## [EXERCISE DETAILS]
Repeat the records below exactly as they appear.

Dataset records

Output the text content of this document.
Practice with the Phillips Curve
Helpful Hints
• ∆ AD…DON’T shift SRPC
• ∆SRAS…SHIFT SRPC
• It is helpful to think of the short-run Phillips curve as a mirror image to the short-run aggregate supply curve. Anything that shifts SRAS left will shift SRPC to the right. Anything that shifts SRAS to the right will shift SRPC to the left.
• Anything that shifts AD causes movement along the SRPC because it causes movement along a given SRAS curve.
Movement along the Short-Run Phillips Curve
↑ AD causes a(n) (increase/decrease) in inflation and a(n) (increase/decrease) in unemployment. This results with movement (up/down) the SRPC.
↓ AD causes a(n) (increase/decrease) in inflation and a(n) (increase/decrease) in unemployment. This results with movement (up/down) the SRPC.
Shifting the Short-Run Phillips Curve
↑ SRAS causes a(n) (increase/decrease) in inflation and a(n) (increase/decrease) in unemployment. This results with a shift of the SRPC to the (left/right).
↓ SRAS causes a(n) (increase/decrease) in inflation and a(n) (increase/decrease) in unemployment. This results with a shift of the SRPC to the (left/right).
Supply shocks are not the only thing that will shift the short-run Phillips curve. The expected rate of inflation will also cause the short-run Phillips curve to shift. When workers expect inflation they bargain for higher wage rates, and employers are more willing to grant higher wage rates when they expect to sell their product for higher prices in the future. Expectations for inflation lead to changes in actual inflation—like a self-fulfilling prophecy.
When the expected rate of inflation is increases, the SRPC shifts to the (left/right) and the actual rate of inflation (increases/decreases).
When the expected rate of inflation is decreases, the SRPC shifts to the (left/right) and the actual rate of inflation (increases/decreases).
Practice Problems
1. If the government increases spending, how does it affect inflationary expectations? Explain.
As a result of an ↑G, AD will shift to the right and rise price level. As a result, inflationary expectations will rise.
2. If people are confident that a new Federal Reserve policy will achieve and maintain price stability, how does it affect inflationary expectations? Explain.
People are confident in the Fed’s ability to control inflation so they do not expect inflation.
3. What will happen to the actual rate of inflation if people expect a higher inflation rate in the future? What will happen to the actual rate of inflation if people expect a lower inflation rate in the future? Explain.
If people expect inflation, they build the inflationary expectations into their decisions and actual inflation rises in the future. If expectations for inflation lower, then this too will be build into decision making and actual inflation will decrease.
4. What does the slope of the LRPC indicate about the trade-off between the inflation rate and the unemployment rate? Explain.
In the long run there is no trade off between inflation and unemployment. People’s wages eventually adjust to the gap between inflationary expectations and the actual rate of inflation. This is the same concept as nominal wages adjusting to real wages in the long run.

## [EXERCISE RESPONSE]
Output the text content of this document.
Practice with the Phillips Curve
Helpful Hints
• ∆ AD…DON’T shift SRPC
• ∆SRAS…SHIFT SRPC
• It is helpful to think of the short-run Phillips curve as a mirror image to the short-run aggregate supply curve. Anything that shifts SRAS left will shift SRPC to the right. Anything that shifts SRAS to the right will shift SRPC to the left.
• Anything that shifts AD causes movement along the SRPC because it causes movement along a given SRAS curve.
Movement along the Short-Run Phillips Curve
↑ AD causes a(n) (increase/decrease) in inflation and a(n) (increase/decrease) in unemployment. This results with movement (up/down) the SRPC.
↓ AD causes a(n) (increase/decrease) in inflation and a(n) (increase/decrease) in unemployment. This results with movement (up/down) the SRPC.
Shifting the Short-Run Phillips Curve
↑ SRAS causes a(n) (increase/decrease) in inflation and a(n) (increase/decrease) in unemployment. This results with a shift of the SRPC to the (left/right).
↓ SRAS causes a(n) (increase/decrease) in inflation and a(n) (increase/decrease) in unemployment. This results with a shift of the SRPC to the (left/right).
Supply shocks are not the only thing that will shift the short-run Phillips curve. The expected rate of inflation will also cause the short-run Phillips curve to shift. When workers expect inflation they bargain for higher wage rates, and employers are more willing to grant higher wage rates when they expect to sell their product for higher prices in the future. Expectations for inflation lead to changes in actual inflation—like a self-fulfilling prophecy.
When the expected rate of inflation is increases, the SRPC shifts to the (left/right) and the actual rate of inflation (increases/decreases).
When the expected rate of inflation is decreases, the SRPC shifts to the (left/right) and the actual rate of inflation (increases/decreases).
Practice Problems
1. If the government increases spending, how does it affect inflationary expectations? Explain.
As a result of an ↑G, AD will shift to the right and rise price level. As a result, inflationary expectations will rise.
2. If people are confident that a new Federal Reserve policy will achieve and maintain price stability, how does it affect inflationary expectations? Explain.
People are confident in the Fed’s ability to control inflation so they do not expect inflation.
3. What will happen to the actual rate of inflation if people expect a higher inflation rate in the future? What will happen to the actual rate of inflation if people expect a lower inflation rate in the future? Explain.
If people expect inflation, they build the inflationary expectations into their decisions and actual inflation rises in the future. If expectations for inflation lower, then this too will be build into decision making and actual inflation will decrease.
4. What does the slope of the LRPC indicate about the trade-off between the inflation rate and the unemployment rate? Explain.
In the long run there is no trade off between inflation and unemployment. People’s wages eventually adjust to the gap between inflationary expectations and the actual rate of inflation. This is the same concept as nominal wages adjusting to real wages in the long run.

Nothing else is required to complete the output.